Wherever a line in the data below holds "this", copy that line.

++++ Excerpted data ++++

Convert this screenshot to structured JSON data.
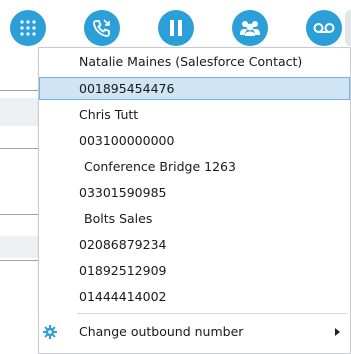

++++
++++ Excerpted data ++++

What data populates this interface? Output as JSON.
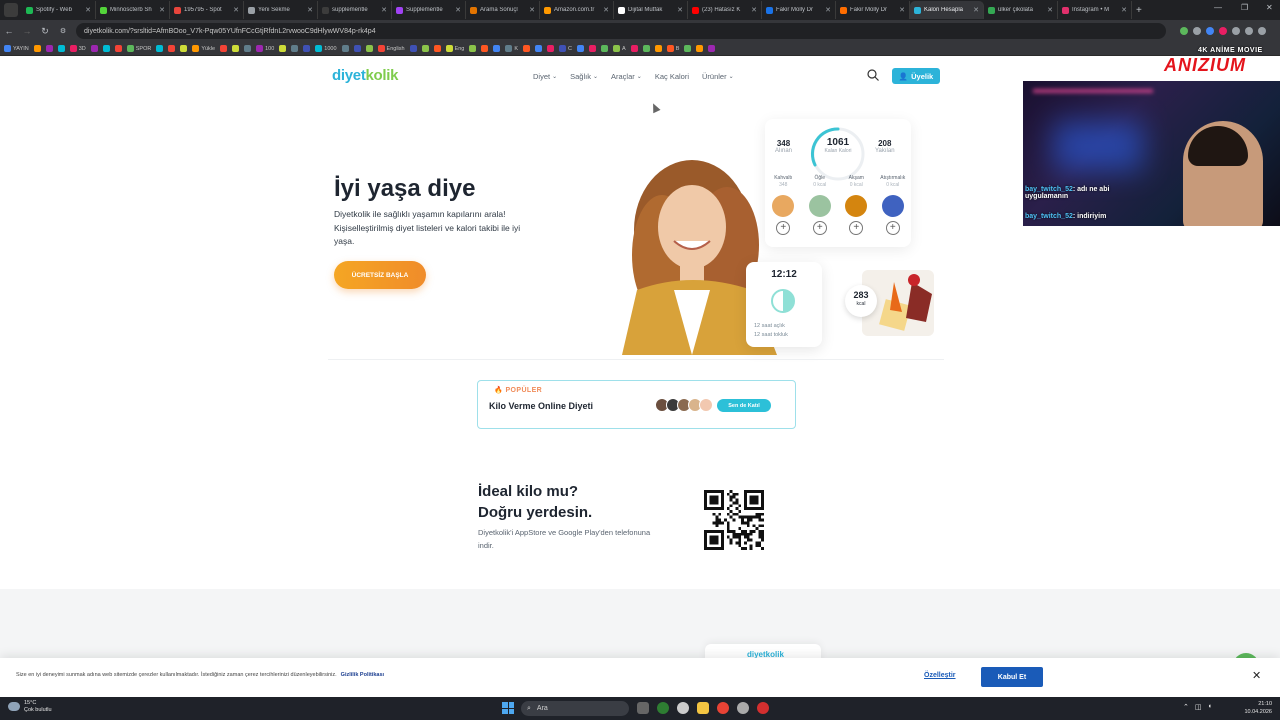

++++
++++ Excerpted data ++++

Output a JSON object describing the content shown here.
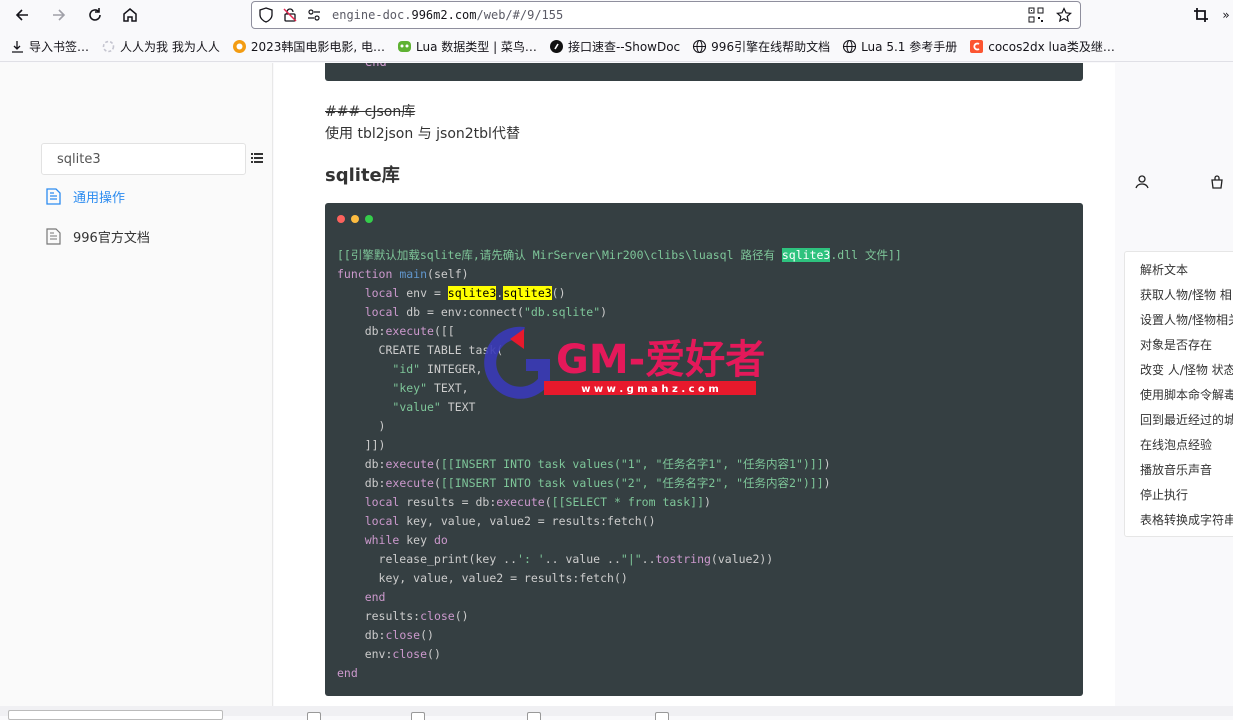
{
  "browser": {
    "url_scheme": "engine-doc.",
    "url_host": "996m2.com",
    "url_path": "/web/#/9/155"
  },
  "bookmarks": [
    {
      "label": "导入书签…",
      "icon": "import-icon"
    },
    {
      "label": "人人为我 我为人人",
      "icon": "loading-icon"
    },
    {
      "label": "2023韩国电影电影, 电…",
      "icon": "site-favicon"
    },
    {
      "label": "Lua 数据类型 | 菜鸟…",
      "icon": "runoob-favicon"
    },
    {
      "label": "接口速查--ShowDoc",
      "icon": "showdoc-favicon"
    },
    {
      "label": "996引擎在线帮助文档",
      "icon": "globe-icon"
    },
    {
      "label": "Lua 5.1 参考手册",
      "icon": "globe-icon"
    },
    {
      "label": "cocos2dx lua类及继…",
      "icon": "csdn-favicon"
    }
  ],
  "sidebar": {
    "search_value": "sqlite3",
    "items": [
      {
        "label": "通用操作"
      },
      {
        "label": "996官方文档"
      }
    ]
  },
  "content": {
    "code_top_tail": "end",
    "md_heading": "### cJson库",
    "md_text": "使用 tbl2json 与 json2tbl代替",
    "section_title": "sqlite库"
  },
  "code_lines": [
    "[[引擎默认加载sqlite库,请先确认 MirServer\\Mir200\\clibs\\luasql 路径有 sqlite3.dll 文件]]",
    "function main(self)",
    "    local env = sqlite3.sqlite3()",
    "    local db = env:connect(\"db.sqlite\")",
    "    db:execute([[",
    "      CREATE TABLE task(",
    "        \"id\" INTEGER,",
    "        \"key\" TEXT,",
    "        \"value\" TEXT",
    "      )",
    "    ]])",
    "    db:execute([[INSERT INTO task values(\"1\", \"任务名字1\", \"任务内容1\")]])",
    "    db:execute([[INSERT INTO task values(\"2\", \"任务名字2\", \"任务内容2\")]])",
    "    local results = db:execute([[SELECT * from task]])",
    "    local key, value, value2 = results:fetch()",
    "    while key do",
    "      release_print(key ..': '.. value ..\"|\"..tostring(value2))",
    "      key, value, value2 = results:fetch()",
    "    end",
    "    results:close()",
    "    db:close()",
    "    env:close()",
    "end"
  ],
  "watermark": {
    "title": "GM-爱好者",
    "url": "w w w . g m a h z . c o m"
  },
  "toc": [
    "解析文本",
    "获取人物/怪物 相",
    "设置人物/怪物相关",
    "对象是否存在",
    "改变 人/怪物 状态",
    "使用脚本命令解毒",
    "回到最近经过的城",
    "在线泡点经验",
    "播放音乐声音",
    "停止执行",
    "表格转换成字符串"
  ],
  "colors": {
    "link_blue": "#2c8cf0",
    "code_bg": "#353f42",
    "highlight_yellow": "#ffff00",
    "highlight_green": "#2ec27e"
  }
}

++++

- Task answer -
Convert this screenshot to structured JSON data.
What data populates this interface? Output as JSON.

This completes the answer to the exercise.